Pick out every line in the data below that holds "vous".
Start of Supplied information
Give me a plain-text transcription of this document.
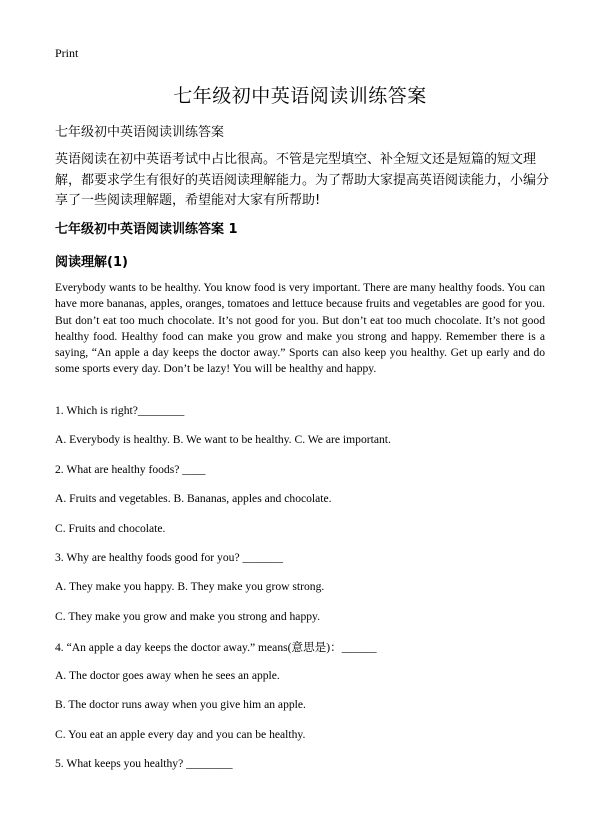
Print
七年级初中英语阅读训练答案
七年级初中英语阅读训练答案
英语阅读在初中英语考试中占比很高。不管是完型填空、补全短文还是短篇的短文理解，都要求学生有很好的英语阅读理解能力。为了帮助大家提高英语阅读能力，小编分享了一些阅读理解题，希望能对大家有所帮助!
七年级初中英语阅读训练答案 1
阅读理解(1)
Everybody wants to be healthy. You know food is very important. There are many healthy foods. You can have more bananas, apples, oranges, tomatoes and lettuce because fruits and vegetables are good for you. But don’t eat too much chocolate. It’s not good for you. But don’t eat too much chocolate. It’s not good healthy food. Healthy food can make you grow and make you strong and happy. Remember there is a saying, “An apple a day keeps the doctor away.” Sports can also keep you healthy. Get up early and do some sports every day. Don’t be lazy! You will be healthy and happy.
1. Which is right?________
A. Everybody is healthy. B. We want to be healthy. C. We are important.
2. What are healthy foods? ____
A. Fruits and vegetables. B. Bananas, apples and chocolate.
C. Fruits and chocolate.
3. Why are healthy foods good for you? _______
A. They make you happy. B. They make you grow strong.
C. They make you grow and make you strong and happy.
4. “An apple a day keeps the doctor away.” means(意思是)：______
A. The doctor goes away when he sees an apple.
B. The doctor runs away when you give him an apple.
C. You eat an apple every day and you can be healthy.
5. What keeps you healthy? ________
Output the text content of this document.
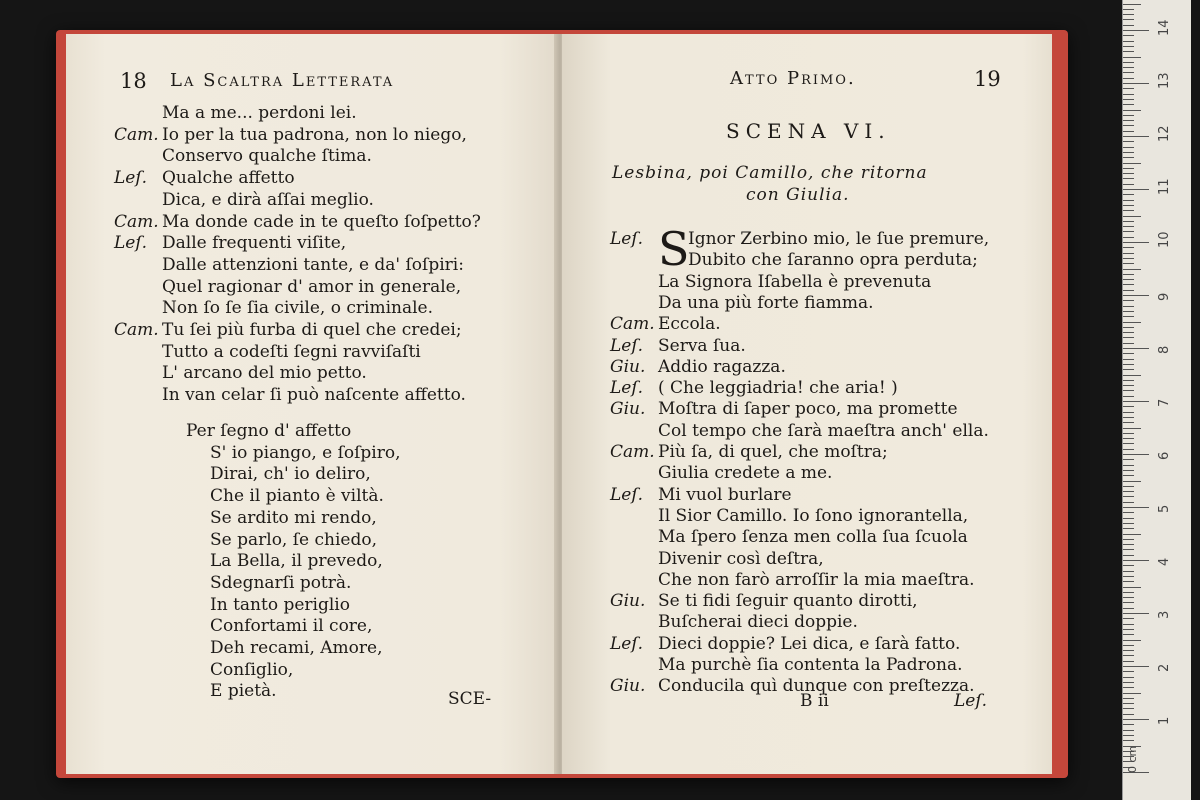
18 La Scaltra Letterata
Ma a me... perdoni lei.
Cam. Io per la tua padrona, non lo niego,
Conservo qualche ſtima.
Leſ. Qualche affetto
Dica, e dirà aſſai meglio.
Cam. Ma donde cade in te queſto ſoſpetto?
Leſ. Dalle frequenti viſite,
Dalle attenzioni tante, e da' ſoſpiri:
Quel ragionar d' amor in generale,
Non ſo ſe ſia civile, o criminale.
Cam. Tu ſei più furba di quel che credei;
Tutto a codeſti ſegni ravviſaſti
L' arcano del mio petto.
In van celar ſi può naſcente affetto.
Per ſegno d' affetto
S' io piango, e ſoſpiro,
Dirai, ch' io deliro,
Che il pianto è viltà.
Se ardito mi rendo,
Se parlo, ſe chiedo,
La Bella, il prevedo,
Sdegnarſi potrà.
In tanto periglio
Confortami il core,
Deh recami, Amore,
Conſiglio,
E pietà.	SCE-
Atto Primo.	19
SCENA VI.
Lesbina, poi Camillo, che ritorna
con Giulia.
S
Leſ.	Ignor Zerbino mio, le ſue premure,
Dubito che ſaranno opra perduta;
La Signora Iſabella è prevenuta
Da una più forte fiamma.
Cam. Eccola.
Leſ. Serva ſua.
Giu. Addio ragazza.
Leſ. ( Che leggiadria! che aria! )
Giu. Moſtra di ſaper poco, ma promette
Col tempo che ſarà maeſtra anch' ella.
Cam. Più ſa, di quel, che moſtra;
Giulia credete a me.
Leſ. Mi vuol burlare
Il Sior Camillo. Io ſono ignorantella,
Ma ſpero ſenza men colla ſua ſcuola
Divenir così deſtra,
Che non farò arroſſir la mia maeſtra.
Giu. Se ti fidi ſeguir quanto dirotti,
Buſcherai dieci doppie.
Leſ. Dieci doppie? Lei dica, e ſarà fatto.
Ma purchè ſia contenta la Padrona.
Giu. Conducila quì dunque con preſtezza.
B ii	Leſ.
1
2
3
4
5
6
7
8
9
10
11
12
13
14
0 cm
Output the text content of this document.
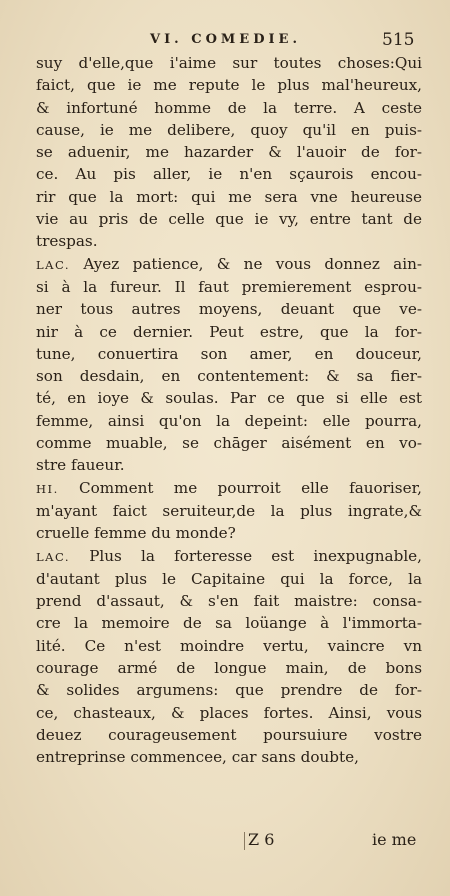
VI. COMEDIE.	515
suy d'elle,que i'aime sur toutes choses:Qui
faict, que ie me repute le plus mal'heureux,
& infortuné homme de la terre. A ceste
cause, ie me delibere, quoy qu'il en puis-
se aduenir, me hazarder & l'auoir de for-
ce. Au pis aller, ie n'en sçaurois encou-
rir que la mort: qui me sera vne heureuse
vie au pris de celle que ie vy, entre tant de
trespas.
LAC. Ayez patience, & ne vous donnez ain-
si à la fureur. Il faut premierement esprou-
ner tous autres moyens, deuant que ve-
nir à ce dernier. Peut estre, que la for-
tune, conuertira son amer, en douceur,
son desdain, en contentement: & sa fier-
té, en ioye & soulas. Par ce que si elle est
femme, ainsi qu'on la depeint: elle pourra,
comme muable, se chāger aisément en vo-
stre faueur.
HI. Comment me pourroit elle fauoriser,
m'ayant faict seruiteur,de la plus ingrate,&
cruelle femme du monde?
LAC. Plus la forteresse est inexpugnable,
d'autant plus le Capitaine qui la force, la
prend d'assaut, & s'en fait maistre: consa-
cre la memoire de sa loüange à l'immorta-
lité. Ce n'est moindre vertu, vaincre vn
courage armé de longue main, de bons
& solides argumens: que prendre de for-
ce, chasteaux, & places fortes. Ainsi, vous
deuez courageusement poursuiure vostre
entreprinse commencee, car sans doubte,
Z 6	ie me
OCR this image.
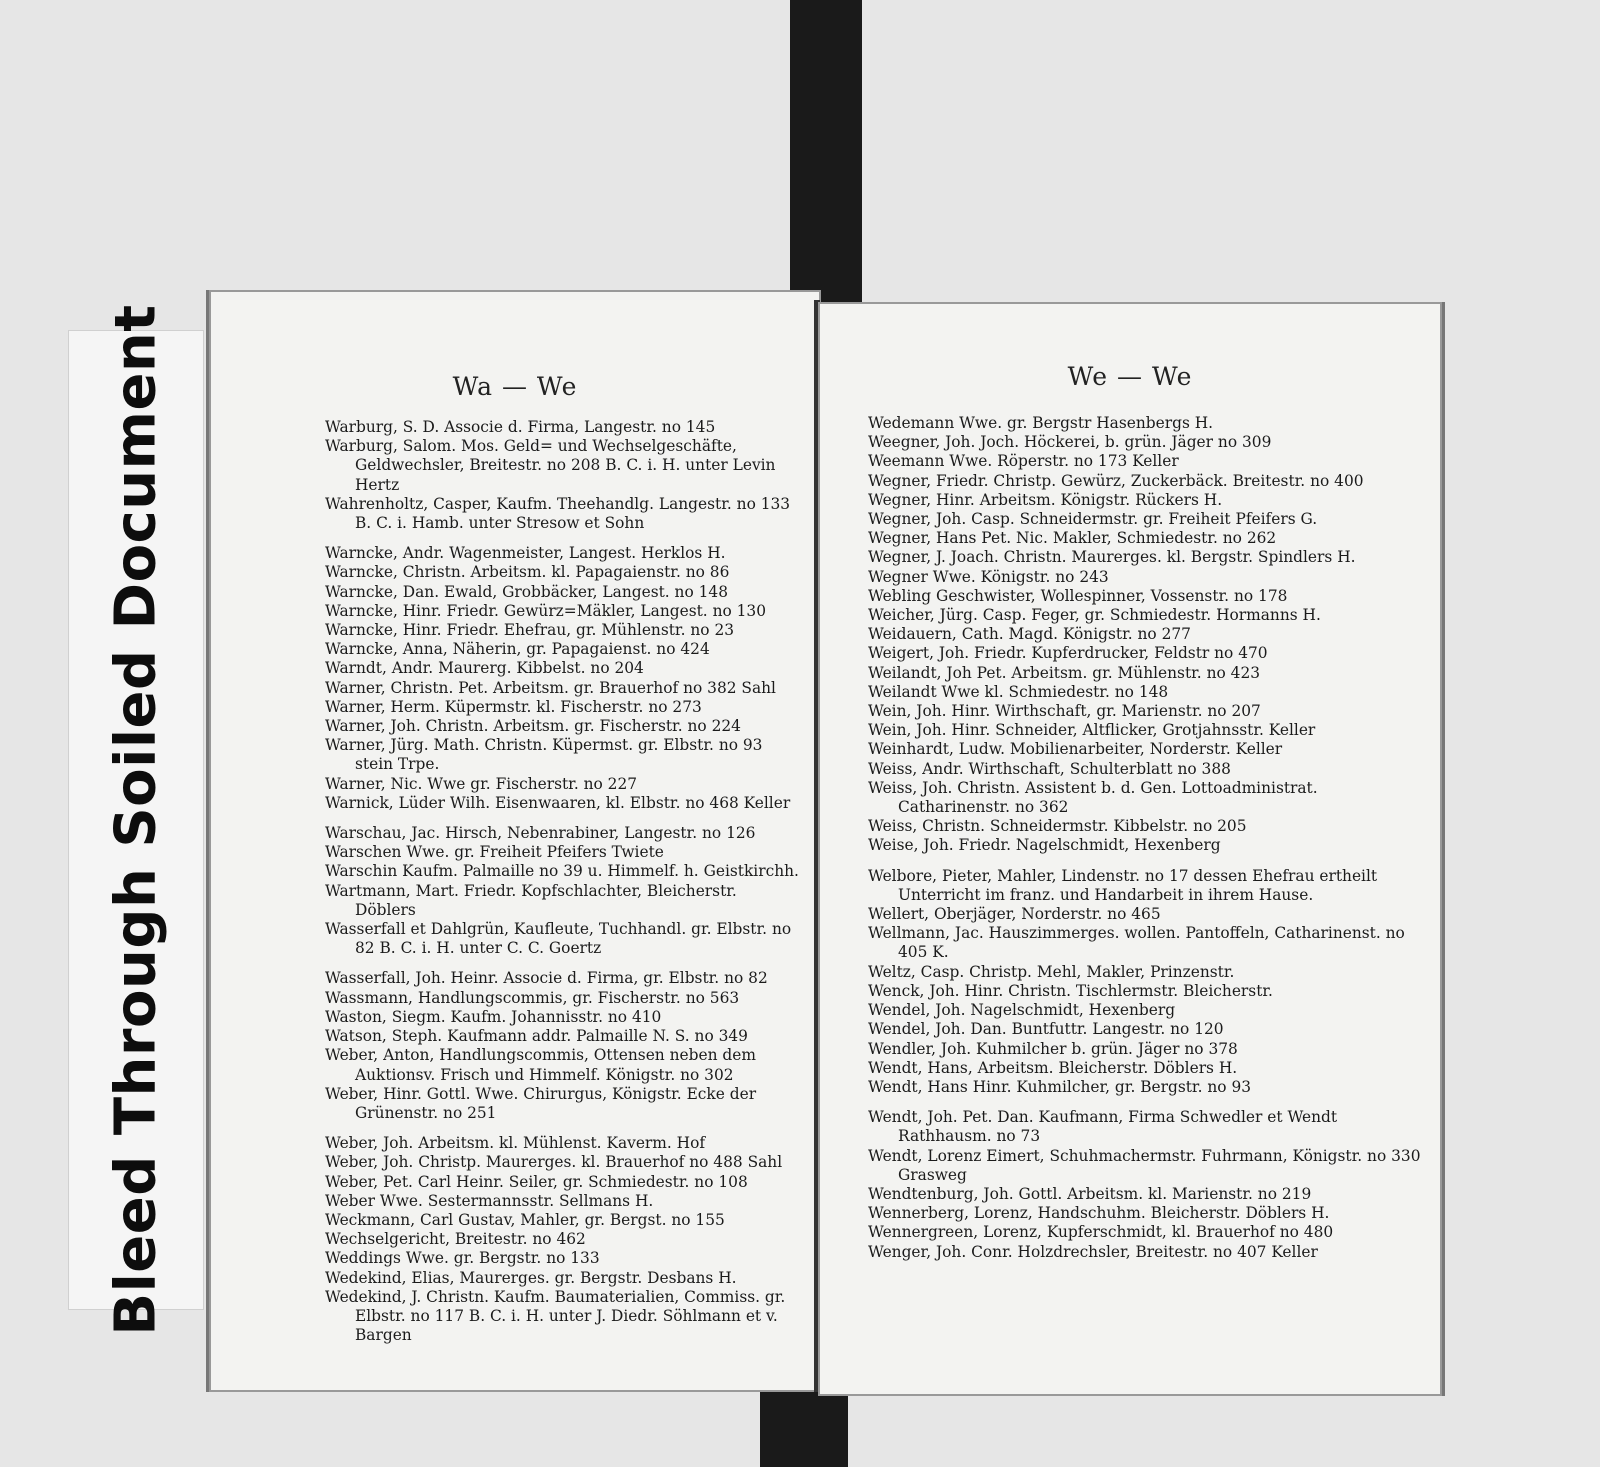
Bleed Through Soiled Document	Wa — We
Warburg, S. D. Associe d. Firma, Langestr. no 145
Warburg, Salom. Mos. Geld= und Wechselgeschäfte, Geldwechsler, Breitestr. no 208 B. C. i. H. unter Levin Hertz
Wahrenholtz, Casper, Kaufm. Theehandlg. Langestr. no 133 B. C. i. Hamb. unter Stresow et Sohn
Warncke, Andr. Wagenmeister, Langest. Herklos H.
Warncke, Christn. Arbeitsm. kl. Papagaienstr. no 86
Warncke, Dan. Ewald, Grobbäcker, Langest. no 148
Warncke, Hinr. Friedr. Gewürz=Mäkler, Langest. no 130
Warncke, Hinr. Friedr. Ehefrau, gr. Mühlenstr. no 23
Warncke, Anna, Näherin, gr. Papagaienst. no 424
Warndt, Andr. Maurerg. Kibbelst. no 204
Warner, Christn. Pet. Arbeitsm. gr. Brauerhof no 382 Sahl
Warner, Herm. Küpermstr. kl. Fischerstr. no 273
Warner, Joh. Christn. Arbeitsm. gr. Fischerstr. no 224
Warner, Jürg. Math. Christn. Küpermst. gr. Elbstr. no 93 stein Trpe.
Warner, Nic. Wwe gr. Fischerstr. no 227
Warnick, Lüder Wilh. Eisenwaaren, kl. Elbstr. no 468 Keller
Warschau, Jac. Hirsch, Nebenrabiner, Langestr. no 126
Warschen Wwe. gr. Freiheit Pfeifers Twiete
Warschin Kaufm. Palmaille no 39 u. Himmelf. h. Geistkirchh.
Wartmann, Mart. Friedr. Kopfschlachter, Bleicherstr. Döblers
Wasserfall et Dahlgrün, Kaufleute, Tuchhandl. gr. Elbstr. no 82 B. C. i. H. unter C. C. Goertz
Wasserfall, Joh. Heinr. Associe d. Firma, gr. Elbstr. no 82
Wassmann, Handlungscommis, gr. Fischerstr. no 563
Waston, Siegm. Kaufm. Johannisstr. no 410
Watson, Steph. Kaufmann addr. Palmaille N. S. no 349
Weber, Anton, Handlungscommis, Ottensen neben dem Auktionsv. Frisch und Himmelf. Königstr. no 302
Weber, Hinr. Gottl. Wwe. Chirurgus, Königstr. Ecke der Grünenstr. no 251
Weber, Joh. Arbeitsm. kl. Mühlenst. Kaverm. Hof
Weber, Joh. Christp. Maurerges. kl. Brauerhof no 488 Sahl
Weber, Pet. Carl Heinr. Seiler, gr. Schmiedestr. no 108
Weber Wwe. Sestermannsstr. Sellmans H.
Weckmann, Carl Gustav, Mahler, gr. Bergst. no 155
Wechselgericht, Breitestr. no 462
Weddings Wwe. gr. Bergstr. no 133
Wedekind, Elias, Maurerges. gr. Bergstr. Desbans H.
Wedekind, J. Christn. Kaufm. Baumaterialien, Commiss. gr. Elbstr. no 117 B. C. i. H. unter J. Diedr. Söhlmann et v. Bargen
We — We
Wedemann Wwe. gr. Bergstr Hasenbergs H.
Weegner, Joh. Joch. Höckerei, b. grün. Jäger no 309
Weemann Wwe. Röperstr. no 173 Keller
Wegner, Friedr. Christp. Gewürz, Zuckerbäck. Breitestr. no 400
Wegner, Hinr. Arbeitsm. Königstr. Rückers H.
Wegner, Joh. Casp. Schneidermstr. gr. Freiheit Pfeifers G.
Wegner, Hans Pet. Nic. Makler, Schmiedestr. no 262
Wegner, J. Joach. Christn. Maurerges. kl. Bergstr. Spindlers H.
Wegner Wwe. Königstr. no 243
Webling Geschwister, Wollespinner, Vossenstr. no 178
Weicher, Jürg. Casp. Feger, gr. Schmiedestr. Hormanns H.
Weidauern, Cath. Magd. Königstr. no 277
Weigert, Joh. Friedr. Kupferdrucker, Feldstr no 470
Weilandt, Joh Pet. Arbeitsm. gr. Mühlenstr. no 423
Weilandt Wwe kl. Schmiedestr. no 148
Wein, Joh. Hinr. Wirthschaft, gr. Marienstr. no 207
Wein, Joh. Hinr. Schneider, Altflicker, Grotjahnsstr. Keller
Weinhardt, Ludw. Mobilienarbeiter, Norderstr. Keller
Weiss, Andr. Wirthschaft, Schulterblatt no 388
Weiss, Joh. Christn. Assistent b. d. Gen. Lottoadministrat. Catharinenstr. no 362
Weiss, Christn. Schneidermstr. Kibbelstr. no 205
Weise, Joh. Friedr. Nagelschmidt, Hexenberg
Welbore, Pieter, Mahler, Lindenstr. no 17 dessen Ehefrau ertheilt Unterricht im franz. und Handarbeit in ihrem Hause.
Wellert, Oberjäger, Norderstr. no 465
Wellmann, Jac. Hauszimmerges. wollen. Pantoffeln, Catharinenst. no 405 K.
Weltz, Casp. Christp. Mehl, Makler, Prinzenstr.
Wenck, Joh. Hinr. Christn. Tischlermstr. Bleicherstr.
Wendel, Joh. Nagelschmidt, Hexenberg
Wendel, Joh. Dan. Buntfuttr. Langestr. no 120
Wendler, Joh. Kuhmilcher b. grün. Jäger no 378
Wendt, Hans, Arbeitsm. Bleicherstr. Döblers H.
Wendt, Hans Hinr. Kuhmilcher, gr. Bergstr. no 93
Wendt, Joh. Pet. Dan. Kaufmann, Firma Schwedler et Wendt Rathhausm. no 73
Wendt, Lorenz Eimert, Schuhmachermstr. Fuhrmann, Königstr. no 330 Grasweg
Wendtenburg, Joh. Gottl. Arbeitsm. kl. Marienstr. no 219
Wennerberg, Lorenz, Handschuhm. Bleicherstr. Döblers H.
Wennergreen, Lorenz, Kupferschmidt, kl. Brauerhof no 480
Wenger, Joh. Conr. Holzdrechsler, Breitestr. no 407 Keller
End of Supplied information
**Answer to this task:**
LAC. Ayez patience, & ne vous donnez ain-
ce, chasteaux, & places fortes. Ainsi, vous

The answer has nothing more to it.